**WORK REQUIRED**
Scan the listing below. Report each line that includes "alternatives".

==================================================

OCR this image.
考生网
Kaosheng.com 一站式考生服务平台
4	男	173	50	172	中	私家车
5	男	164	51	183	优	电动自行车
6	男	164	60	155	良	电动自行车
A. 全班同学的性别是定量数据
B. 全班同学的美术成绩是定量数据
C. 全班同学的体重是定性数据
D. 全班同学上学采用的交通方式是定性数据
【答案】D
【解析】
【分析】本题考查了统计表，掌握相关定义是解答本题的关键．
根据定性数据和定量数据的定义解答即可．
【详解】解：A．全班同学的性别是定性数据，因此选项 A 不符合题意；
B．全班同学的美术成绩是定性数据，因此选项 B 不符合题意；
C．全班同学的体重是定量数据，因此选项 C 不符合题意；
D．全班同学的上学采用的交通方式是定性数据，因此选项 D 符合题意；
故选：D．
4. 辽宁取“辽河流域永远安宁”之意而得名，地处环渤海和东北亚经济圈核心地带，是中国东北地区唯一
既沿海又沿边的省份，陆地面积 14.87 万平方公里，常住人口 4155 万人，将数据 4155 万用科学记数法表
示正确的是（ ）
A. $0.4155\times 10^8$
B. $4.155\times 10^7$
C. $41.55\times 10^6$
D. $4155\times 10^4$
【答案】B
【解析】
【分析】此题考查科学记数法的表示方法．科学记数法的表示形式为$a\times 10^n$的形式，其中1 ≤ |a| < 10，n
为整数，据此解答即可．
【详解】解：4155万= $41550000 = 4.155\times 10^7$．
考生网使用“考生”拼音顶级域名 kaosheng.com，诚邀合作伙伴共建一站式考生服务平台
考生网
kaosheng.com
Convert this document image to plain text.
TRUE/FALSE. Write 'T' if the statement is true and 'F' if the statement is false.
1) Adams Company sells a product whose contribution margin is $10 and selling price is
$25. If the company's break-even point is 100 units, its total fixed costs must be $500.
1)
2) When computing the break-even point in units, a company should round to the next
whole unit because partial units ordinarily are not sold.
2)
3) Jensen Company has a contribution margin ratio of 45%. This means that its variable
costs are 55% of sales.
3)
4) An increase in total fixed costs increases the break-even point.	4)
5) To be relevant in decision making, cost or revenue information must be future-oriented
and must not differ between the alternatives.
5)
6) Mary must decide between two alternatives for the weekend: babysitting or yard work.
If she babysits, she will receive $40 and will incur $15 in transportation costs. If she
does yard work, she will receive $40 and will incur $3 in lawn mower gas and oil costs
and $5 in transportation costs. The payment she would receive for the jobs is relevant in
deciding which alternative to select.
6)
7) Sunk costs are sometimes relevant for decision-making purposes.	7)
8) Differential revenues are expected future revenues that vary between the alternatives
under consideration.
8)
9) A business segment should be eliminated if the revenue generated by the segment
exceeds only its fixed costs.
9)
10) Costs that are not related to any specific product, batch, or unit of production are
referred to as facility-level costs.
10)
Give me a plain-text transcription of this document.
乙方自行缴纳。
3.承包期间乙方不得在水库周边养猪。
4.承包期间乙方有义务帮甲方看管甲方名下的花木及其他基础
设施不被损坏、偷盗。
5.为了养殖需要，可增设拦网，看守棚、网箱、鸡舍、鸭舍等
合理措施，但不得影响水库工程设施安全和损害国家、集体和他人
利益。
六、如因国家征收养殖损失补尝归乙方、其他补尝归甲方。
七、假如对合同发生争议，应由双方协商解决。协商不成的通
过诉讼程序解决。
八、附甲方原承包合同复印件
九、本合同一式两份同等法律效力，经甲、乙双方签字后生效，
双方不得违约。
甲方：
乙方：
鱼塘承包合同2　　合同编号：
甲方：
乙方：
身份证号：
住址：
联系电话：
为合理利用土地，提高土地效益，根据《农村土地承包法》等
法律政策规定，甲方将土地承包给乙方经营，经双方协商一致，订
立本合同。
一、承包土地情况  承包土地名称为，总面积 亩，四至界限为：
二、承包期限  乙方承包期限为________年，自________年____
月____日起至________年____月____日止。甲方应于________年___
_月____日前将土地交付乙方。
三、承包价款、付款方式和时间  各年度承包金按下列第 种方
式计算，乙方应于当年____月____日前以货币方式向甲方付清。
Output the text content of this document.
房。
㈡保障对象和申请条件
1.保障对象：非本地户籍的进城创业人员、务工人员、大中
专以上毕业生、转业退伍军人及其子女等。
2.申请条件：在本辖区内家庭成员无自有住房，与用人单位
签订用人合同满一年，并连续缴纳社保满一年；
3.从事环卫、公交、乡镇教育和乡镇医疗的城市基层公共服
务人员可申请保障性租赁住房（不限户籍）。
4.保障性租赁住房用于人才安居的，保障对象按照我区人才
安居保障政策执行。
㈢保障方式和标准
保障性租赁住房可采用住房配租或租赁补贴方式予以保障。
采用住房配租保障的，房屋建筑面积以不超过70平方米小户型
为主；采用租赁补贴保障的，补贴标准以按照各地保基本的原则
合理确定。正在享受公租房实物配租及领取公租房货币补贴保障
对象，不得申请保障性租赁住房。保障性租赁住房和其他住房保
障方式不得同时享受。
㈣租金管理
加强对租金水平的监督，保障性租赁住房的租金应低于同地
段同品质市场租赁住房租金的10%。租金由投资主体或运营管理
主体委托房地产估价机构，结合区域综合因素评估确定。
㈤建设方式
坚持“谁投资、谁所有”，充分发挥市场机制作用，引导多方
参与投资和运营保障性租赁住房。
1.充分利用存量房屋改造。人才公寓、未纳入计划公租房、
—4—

==================================================

**SOLUTION**
and must not differ between the alternatives.
6) Mary must decide between two alternatives for the weekend: babysitting or yard work.
8) Differential revenues are expected future revenues that vary between the alternatives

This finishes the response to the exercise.